§ Do this
Count the lines below that contain the word "Startup", and reply with that number alone.

* begin *

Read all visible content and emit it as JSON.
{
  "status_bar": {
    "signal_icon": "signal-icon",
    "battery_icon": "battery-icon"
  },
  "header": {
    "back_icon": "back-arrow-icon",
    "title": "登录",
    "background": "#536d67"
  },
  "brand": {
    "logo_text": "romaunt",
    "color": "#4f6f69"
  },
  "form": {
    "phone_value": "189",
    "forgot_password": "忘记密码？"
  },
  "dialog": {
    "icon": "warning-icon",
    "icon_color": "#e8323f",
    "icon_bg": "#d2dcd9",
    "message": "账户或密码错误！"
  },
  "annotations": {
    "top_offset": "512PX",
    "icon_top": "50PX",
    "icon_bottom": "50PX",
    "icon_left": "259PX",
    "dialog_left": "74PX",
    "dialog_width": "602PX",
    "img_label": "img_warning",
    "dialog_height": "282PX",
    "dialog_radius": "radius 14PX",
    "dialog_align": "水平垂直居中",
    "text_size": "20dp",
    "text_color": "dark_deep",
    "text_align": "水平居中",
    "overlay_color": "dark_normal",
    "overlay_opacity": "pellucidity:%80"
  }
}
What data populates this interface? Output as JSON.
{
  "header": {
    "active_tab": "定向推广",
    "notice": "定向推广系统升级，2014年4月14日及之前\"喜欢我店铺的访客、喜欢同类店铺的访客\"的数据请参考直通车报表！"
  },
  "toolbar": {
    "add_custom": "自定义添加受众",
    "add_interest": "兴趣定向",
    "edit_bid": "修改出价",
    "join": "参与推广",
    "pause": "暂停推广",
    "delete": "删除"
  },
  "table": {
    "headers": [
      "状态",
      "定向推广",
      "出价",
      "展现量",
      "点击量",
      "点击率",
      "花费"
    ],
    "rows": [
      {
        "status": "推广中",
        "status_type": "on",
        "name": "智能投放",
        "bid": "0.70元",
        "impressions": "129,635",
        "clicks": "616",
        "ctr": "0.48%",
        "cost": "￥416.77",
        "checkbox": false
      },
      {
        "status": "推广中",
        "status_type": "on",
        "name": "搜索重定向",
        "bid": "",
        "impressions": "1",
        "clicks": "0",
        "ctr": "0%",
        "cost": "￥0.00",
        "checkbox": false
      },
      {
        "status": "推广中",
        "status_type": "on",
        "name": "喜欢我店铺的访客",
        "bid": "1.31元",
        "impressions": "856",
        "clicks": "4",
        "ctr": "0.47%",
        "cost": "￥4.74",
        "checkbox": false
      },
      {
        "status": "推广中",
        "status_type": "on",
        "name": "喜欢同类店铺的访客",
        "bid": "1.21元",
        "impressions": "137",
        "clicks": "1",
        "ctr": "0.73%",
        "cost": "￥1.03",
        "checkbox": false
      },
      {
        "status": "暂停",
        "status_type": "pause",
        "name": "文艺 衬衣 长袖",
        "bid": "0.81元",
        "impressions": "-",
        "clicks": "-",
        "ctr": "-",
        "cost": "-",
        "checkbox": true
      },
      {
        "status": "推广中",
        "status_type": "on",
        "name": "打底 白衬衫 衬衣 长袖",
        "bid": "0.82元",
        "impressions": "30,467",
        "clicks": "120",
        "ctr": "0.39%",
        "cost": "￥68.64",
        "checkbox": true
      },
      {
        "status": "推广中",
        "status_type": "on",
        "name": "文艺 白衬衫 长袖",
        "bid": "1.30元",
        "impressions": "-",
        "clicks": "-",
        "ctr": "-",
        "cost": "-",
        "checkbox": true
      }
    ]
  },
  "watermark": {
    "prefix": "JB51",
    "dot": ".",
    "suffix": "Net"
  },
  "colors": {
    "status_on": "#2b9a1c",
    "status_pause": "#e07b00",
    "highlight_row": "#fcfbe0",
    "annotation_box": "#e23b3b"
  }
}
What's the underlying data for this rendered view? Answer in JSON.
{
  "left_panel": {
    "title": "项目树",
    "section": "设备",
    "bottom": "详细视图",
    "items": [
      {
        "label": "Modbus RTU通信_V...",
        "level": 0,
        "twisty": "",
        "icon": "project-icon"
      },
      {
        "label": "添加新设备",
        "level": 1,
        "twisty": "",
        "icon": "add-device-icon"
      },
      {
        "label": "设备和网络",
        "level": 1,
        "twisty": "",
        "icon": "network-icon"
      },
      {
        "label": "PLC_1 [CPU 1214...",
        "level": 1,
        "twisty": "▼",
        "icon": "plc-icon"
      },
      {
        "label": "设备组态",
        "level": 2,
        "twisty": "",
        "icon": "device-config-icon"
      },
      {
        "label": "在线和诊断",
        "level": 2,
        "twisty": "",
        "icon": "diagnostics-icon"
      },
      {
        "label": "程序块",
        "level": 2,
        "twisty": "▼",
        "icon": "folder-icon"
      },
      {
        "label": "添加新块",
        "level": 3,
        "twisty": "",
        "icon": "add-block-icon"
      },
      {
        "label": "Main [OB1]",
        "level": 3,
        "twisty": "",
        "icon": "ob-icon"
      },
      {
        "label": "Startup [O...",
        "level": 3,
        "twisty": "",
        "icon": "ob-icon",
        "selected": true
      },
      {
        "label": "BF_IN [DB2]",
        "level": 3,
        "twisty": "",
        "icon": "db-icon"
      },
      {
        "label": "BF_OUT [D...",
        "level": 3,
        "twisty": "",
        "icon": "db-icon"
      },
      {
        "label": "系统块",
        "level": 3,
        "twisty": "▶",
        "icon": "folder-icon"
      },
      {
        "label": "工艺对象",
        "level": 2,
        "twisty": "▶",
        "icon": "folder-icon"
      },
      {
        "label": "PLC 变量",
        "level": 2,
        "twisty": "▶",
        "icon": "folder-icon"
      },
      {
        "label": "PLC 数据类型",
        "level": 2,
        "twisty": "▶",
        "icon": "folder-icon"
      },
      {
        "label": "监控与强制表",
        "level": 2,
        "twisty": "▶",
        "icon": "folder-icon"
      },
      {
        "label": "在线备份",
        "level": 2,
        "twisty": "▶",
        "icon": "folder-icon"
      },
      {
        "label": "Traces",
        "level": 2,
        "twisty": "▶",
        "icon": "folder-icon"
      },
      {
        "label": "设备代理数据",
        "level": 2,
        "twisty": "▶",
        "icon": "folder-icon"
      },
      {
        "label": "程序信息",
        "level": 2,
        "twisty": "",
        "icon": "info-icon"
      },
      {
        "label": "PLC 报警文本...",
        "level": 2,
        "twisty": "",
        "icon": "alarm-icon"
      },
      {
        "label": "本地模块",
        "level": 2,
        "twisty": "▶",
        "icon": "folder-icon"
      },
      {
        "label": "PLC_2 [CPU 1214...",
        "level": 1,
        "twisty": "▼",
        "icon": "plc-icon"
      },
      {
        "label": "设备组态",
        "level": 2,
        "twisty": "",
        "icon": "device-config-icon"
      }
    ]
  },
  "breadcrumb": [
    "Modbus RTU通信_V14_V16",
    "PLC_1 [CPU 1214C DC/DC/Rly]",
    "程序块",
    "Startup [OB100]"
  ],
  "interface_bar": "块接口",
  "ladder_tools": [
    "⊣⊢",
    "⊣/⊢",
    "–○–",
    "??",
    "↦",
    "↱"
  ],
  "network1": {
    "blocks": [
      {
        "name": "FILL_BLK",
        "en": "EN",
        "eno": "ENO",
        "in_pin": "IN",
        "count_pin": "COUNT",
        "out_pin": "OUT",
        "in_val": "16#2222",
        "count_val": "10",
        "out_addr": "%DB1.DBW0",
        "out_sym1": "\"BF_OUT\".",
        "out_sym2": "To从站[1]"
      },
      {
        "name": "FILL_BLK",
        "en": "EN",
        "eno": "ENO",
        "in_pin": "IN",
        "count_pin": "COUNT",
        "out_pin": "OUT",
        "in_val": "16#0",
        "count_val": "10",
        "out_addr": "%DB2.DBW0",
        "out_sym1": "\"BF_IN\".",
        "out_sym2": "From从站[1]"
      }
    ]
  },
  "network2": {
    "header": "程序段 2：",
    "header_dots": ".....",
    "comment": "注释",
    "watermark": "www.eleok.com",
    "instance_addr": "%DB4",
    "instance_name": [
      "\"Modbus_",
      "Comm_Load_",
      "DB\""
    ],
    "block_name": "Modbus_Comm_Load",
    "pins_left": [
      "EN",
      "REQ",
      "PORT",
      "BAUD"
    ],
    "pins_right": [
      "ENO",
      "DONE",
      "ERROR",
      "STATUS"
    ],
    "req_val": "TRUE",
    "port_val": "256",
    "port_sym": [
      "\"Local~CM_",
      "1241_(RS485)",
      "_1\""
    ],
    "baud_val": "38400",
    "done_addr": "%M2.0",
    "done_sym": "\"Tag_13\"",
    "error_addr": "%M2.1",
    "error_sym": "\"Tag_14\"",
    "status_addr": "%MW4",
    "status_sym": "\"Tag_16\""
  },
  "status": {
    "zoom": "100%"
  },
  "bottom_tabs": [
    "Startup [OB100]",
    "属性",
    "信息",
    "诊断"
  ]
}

* end *

§ Completed exercise
3